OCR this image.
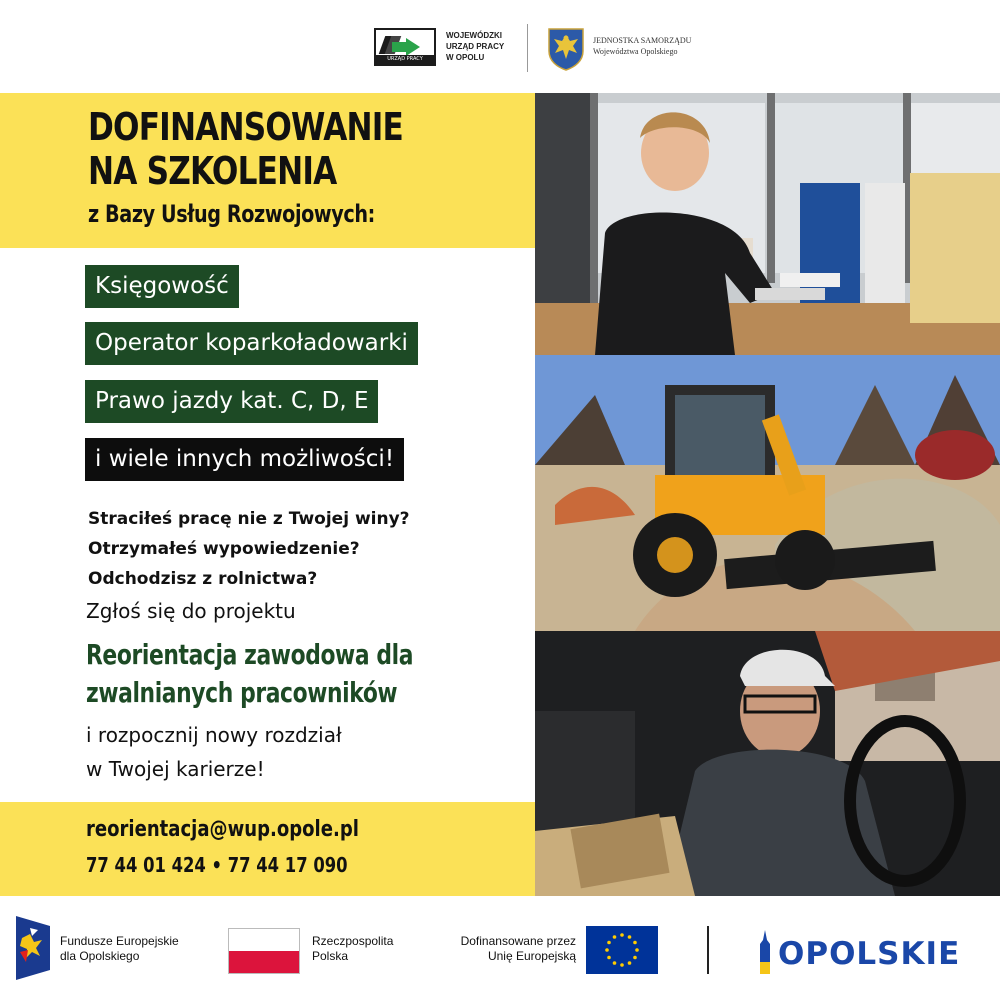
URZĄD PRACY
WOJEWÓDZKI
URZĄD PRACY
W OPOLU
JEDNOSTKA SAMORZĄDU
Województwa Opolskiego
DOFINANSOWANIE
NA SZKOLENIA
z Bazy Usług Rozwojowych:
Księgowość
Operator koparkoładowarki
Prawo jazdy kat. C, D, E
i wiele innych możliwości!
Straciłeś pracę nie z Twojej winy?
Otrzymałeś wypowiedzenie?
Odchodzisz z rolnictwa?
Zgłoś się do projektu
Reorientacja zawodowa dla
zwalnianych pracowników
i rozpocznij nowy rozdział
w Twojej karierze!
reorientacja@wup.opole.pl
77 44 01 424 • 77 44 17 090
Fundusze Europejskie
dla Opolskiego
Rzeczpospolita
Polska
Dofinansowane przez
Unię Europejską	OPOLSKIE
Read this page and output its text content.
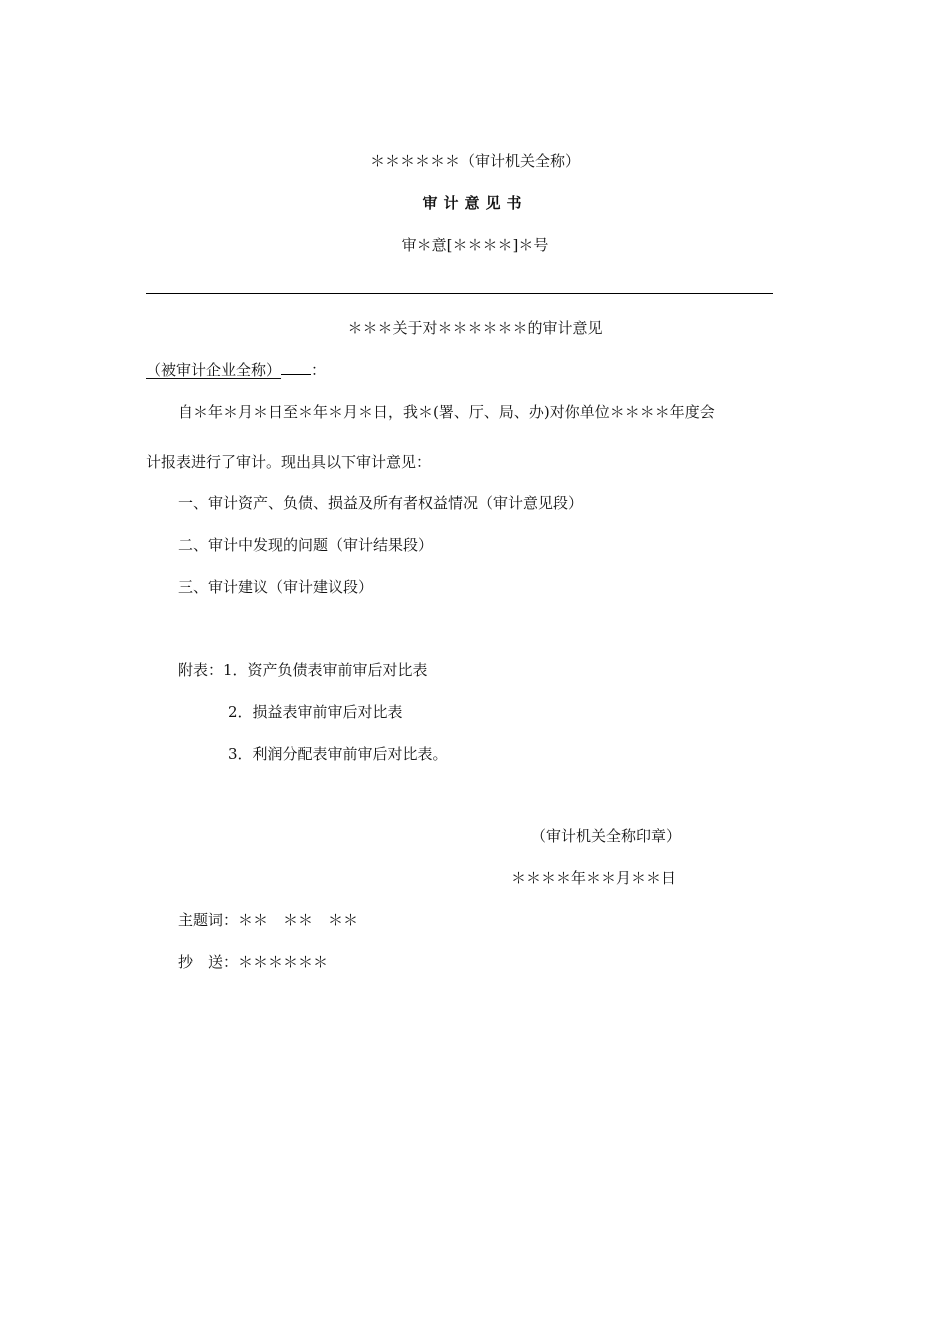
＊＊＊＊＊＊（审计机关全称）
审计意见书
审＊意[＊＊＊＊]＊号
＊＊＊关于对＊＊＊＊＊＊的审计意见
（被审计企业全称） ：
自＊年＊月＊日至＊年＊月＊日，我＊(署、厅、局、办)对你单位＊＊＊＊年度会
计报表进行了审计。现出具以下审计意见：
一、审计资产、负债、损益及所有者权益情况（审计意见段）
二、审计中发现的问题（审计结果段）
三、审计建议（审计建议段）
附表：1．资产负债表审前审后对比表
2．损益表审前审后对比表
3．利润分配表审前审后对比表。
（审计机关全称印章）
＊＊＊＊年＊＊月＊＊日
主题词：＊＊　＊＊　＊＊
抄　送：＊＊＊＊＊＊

• • •

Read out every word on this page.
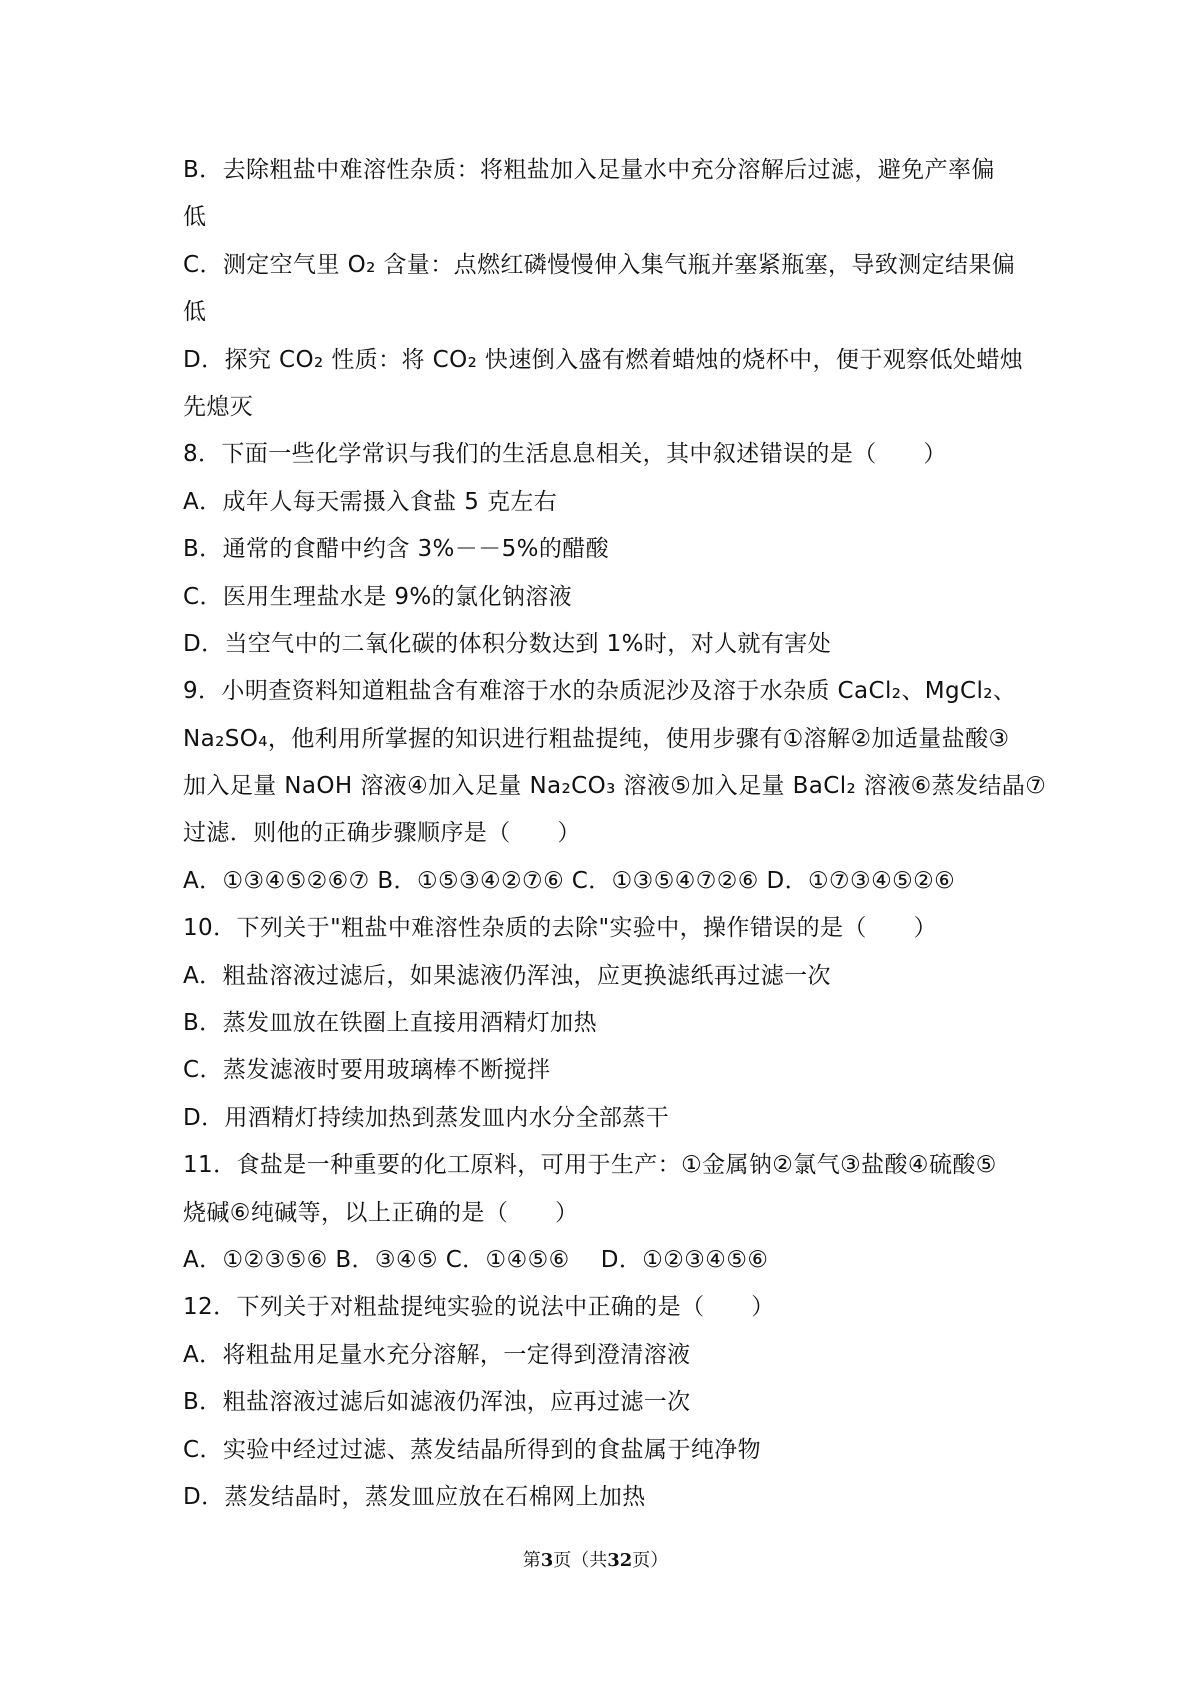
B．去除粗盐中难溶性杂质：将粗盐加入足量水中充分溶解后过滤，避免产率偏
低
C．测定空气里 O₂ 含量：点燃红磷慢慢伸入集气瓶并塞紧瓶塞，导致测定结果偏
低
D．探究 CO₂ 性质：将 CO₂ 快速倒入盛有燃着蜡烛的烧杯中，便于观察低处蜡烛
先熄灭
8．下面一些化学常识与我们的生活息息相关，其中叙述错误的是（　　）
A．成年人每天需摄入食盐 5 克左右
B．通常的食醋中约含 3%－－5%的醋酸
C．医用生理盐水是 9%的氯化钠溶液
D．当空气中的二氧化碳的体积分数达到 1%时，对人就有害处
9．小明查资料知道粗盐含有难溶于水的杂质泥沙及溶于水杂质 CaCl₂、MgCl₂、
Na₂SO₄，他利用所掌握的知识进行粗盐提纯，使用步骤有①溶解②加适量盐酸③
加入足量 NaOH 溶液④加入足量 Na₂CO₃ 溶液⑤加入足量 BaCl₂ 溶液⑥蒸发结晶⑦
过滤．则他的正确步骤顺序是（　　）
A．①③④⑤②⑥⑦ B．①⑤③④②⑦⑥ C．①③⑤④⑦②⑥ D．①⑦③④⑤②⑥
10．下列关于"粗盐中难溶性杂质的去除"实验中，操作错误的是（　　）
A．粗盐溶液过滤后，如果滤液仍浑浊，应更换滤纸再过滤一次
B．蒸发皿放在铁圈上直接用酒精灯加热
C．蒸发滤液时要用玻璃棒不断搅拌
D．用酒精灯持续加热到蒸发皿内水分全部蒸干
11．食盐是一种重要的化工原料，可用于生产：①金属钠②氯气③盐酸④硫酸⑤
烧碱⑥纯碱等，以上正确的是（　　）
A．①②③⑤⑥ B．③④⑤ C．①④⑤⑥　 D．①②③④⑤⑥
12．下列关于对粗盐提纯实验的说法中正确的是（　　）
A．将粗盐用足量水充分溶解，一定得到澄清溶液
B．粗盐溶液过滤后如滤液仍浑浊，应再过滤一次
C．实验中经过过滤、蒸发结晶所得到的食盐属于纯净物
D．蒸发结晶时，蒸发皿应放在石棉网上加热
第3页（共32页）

• • •

> **What the task requires**
From the listing above, report the number of lines containing the string "page", without any accompanying remarks.

> **Completed task**
2